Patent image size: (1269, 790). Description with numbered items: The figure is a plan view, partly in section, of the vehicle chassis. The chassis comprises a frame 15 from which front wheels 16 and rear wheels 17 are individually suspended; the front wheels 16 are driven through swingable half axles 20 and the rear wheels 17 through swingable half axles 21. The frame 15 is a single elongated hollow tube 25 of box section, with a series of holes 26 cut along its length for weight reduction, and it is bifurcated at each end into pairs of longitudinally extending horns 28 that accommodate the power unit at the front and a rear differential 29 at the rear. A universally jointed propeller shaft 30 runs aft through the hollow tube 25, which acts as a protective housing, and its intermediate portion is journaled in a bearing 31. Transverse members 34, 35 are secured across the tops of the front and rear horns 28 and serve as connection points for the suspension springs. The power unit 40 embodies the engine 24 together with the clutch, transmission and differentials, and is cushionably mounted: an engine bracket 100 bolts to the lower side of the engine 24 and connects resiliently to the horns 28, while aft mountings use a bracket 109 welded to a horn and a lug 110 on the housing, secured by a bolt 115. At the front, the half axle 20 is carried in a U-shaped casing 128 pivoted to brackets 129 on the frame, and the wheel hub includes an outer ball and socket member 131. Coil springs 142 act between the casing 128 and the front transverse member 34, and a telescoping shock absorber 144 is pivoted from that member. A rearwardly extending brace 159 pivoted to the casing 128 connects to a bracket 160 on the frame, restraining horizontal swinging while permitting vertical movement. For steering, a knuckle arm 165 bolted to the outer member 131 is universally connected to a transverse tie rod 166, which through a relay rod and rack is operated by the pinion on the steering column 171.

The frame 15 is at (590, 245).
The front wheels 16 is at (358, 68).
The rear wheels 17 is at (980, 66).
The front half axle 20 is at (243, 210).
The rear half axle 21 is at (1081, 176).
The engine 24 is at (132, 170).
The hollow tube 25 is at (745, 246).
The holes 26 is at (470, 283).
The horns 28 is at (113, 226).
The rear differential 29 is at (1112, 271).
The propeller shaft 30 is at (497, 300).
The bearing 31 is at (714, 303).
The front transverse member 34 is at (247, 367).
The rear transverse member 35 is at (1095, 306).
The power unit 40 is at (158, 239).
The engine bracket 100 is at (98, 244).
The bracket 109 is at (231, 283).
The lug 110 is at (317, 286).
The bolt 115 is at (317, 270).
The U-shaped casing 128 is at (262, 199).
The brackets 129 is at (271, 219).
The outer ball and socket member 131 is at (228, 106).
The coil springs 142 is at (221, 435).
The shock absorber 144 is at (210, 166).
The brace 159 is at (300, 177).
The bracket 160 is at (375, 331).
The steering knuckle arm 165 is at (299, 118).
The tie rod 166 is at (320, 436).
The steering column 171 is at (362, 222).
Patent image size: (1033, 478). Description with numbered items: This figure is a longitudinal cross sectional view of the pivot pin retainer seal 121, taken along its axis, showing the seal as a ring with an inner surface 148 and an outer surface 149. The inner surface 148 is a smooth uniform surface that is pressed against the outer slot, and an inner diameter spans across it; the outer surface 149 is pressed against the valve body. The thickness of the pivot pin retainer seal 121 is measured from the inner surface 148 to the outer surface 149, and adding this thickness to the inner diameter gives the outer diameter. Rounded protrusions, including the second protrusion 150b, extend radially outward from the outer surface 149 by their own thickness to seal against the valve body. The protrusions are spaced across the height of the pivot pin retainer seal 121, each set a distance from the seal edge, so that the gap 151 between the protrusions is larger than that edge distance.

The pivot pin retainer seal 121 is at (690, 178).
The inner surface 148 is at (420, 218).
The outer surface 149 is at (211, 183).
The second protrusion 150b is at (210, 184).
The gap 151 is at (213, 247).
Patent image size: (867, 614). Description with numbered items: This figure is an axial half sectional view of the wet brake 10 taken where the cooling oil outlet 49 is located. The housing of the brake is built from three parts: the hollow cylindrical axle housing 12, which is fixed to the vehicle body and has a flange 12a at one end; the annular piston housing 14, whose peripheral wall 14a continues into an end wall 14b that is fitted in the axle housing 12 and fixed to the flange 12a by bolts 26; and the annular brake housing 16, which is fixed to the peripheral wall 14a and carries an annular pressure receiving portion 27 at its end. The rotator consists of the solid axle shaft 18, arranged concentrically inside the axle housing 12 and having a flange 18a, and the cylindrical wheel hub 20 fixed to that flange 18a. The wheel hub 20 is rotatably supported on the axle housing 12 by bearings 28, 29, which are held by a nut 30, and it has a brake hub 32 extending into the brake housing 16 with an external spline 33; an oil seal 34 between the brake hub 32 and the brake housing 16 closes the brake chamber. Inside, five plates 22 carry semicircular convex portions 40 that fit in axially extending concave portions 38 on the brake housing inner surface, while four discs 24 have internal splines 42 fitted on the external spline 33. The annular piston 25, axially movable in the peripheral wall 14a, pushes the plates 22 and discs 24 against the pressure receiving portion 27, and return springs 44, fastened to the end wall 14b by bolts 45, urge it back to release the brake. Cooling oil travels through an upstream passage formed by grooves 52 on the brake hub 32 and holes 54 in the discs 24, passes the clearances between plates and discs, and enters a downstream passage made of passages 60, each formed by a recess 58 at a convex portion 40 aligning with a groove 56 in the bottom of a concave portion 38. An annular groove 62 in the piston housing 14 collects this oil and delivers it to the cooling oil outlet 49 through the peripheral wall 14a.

========================================================================

■ **Objective**
Reproduce every line of the records above word for word, leaving nothing out and changing nothing.

■ **Answer**
Patent image size: (1269, 790). Description with numbered items: The figure is a plan view, partly in section, of the vehicle chassis. The chassis comprises a frame 15 from which front wheels 16 and rear wheels 17 are individually suspended; the front wheels 16 are driven through swingable half axles 20 and the rear wheels 17 through swingable half axles 21. The frame 15 is a single elongated hollow tube 25 of box section, with a series of holes 26 cut along its length for weight reduction, and it is bifurcated at each end into pairs of longitudinally extending horns 28 that accommodate the power unit at the front and a rear differential 29 at the rear. A universally jointed propeller shaft 30 runs aft through the hollow tube 25, which acts as a protective housing, and its intermediate portion is journaled in a bearing 31. Transverse members 34, 35 are secured across the tops of the front and rear horns 28 and serve as connection points for the suspension springs. The power unit 40 embodies the engine 24 together with the clutch, transmission and differentials, and is cushionably mounted: an engine bracket 100 bolts to the lower side of the engine 24 and connects resiliently to the horns 28, while aft mountings use a bracket 109 welded to a horn and a lug 110 on the housing, secured by a bolt 115. At the front, the half axle 20 is carried in a U-shaped casing 128 pivoted to brackets 129 on the frame, and the wheel hub includes an outer ball and socket member 131. Coil springs 142 act between the casing 128 and the front transverse member 34, and a telescoping shock absorber 144 is pivoted from that member. A rearwardly extending brace 159 pivoted to the casing 128 connects to a bracket 160 on the frame, restraining horizontal swinging while permitting vertical movement. For steering, a knuckle arm 165 bolted to the outer member 131 is universally connected to a transverse tie rod 166, which through a relay rod and rack is operated by the pinion on the steering column 171.

The frame 15 is at (590, 245).
The front wheels 16 is at (358, 68).
The rear wheels 17 is at (980, 66).
The front half axle 20 is at (243, 210).
The rear half axle 21 is at (1081, 176).
The engine 24 is at (132, 170).
The hollow tube 25 is at (745, 246).
The holes 26 is at (470, 283).
The horns 28 is at (113, 226).
The rear differential 29 is at (1112, 271).
The propeller shaft 30 is at (497, 300).
The bearing 31 is at (714, 303).
The front transverse member 34 is at (247, 367).
The rear transverse member 35 is at (1095, 306).
The power unit 40 is at (158, 239).
The engine bracket 100 is at (98, 244).
The bracket 109 is at (231, 283).
The lug 110 is at (317, 286).
The bolt 115 is at (317, 270).
The U-shaped casing 128 is at (262, 199).
The brackets 129 is at (271, 219).
The outer ball and socket member 131 is at (228, 106).
The coil springs 142 is at (221, 435).
The shock absorber 144 is at (210, 166).
The brace 159 is at (300, 177).
The bracket 160 is at (375, 331).
The steering knuckle arm 165 is at (299, 118).
The tie rod 166 is at (320, 436).
The steering column 171 is at (362, 222).
Patent image size: (1033, 478). Description with numbered items: This figure is a longitudinal cross sectional view of the pivot pin retainer seal 121, taken along its axis, showing the seal as a ring with an inner surface 148 and an outer surface 149. The inner surface 148 is a smooth uniform surface that is pressed against the outer slot, and an inner diameter spans across it; the outer surface 149 is pressed against the valve body. The thickness of the pivot pin retainer seal 121 is measured from the inner surface 148 to the outer surface 149, and adding this thickness to the inner diameter gives the outer diameter. Rounded protrusions, including the second protrusion 150b, extend radially outward from the outer surface 149 by their own thickness to seal against the valve body. The protrusions are spaced across the height of the pivot pin retainer seal 121, each set a distance from the seal edge, so that the gap 151 between the protrusions is larger than that edge distance.

The pivot pin retainer seal 121 is at (690, 178).
The inner surface 148 is at (420, 218).
The outer surface 149 is at (211, 183).
The second protrusion 150b is at (210, 184).
The gap 151 is at (213, 247).
Patent image size: (867, 614). Description with numbered items: This figure is an axial half sectional view of the wet brake 10 taken where the cooling oil outlet 49 is located. The housing of the brake is built from three parts: the hollow cylindrical axle housing 12, which is fixed to the vehicle body and has a flange 12a at one end; the annular piston housing 14, whose peripheral wall 14a continues into an end wall 14b that is fitted in the axle housing 12 and fixed to the flange 12a by bolts 26; and the annular brake housing 16, which is fixed to the peripheral wall 14a and carries an annular pressure receiving portion 27 at its end. The rotator consists of the solid axle shaft 18, arranged concentrically inside the axle housing 12 and having a flange 18a, and the cylindrical wheel hub 20 fixed to that flange 18a. The wheel hub 20 is rotatably supported on the axle housing 12 by bearings 28, 29, which are held by a nut 30, and it has a brake hub 32 extending into the brake housing 16 with an external spline 33; an oil seal 34 between the brake hub 32 and the brake housing 16 closes the brake chamber. Inside, five plates 22 carry semicircular convex portions 40 that fit in axially extending concave portions 38 on the brake housing inner surface, while four discs 24 have internal splines 42 fitted on the external spline 33. The annular piston 25, axially movable in the peripheral wall 14a, pushes the plates 22 and discs 24 against the pressure receiving portion 27, and return springs 44, fastened to the end wall 14b by bolts 45, urge it back to release the brake. Cooling oil travels through an upstream passage formed by grooves 52 on the brake hub 32 and holes 54 in the discs 24, passes the clearances between plates and discs, and enters a downstream passage made of passages 60, each formed by a recess 58 at a convex portion 40 aligning with a groove 56 in the bottom of a concave portion 38. An annular groove 62 in the piston housing 14 collects this oil and delivers it to the cooling oil outlet 49 through the peripheral wall 14a.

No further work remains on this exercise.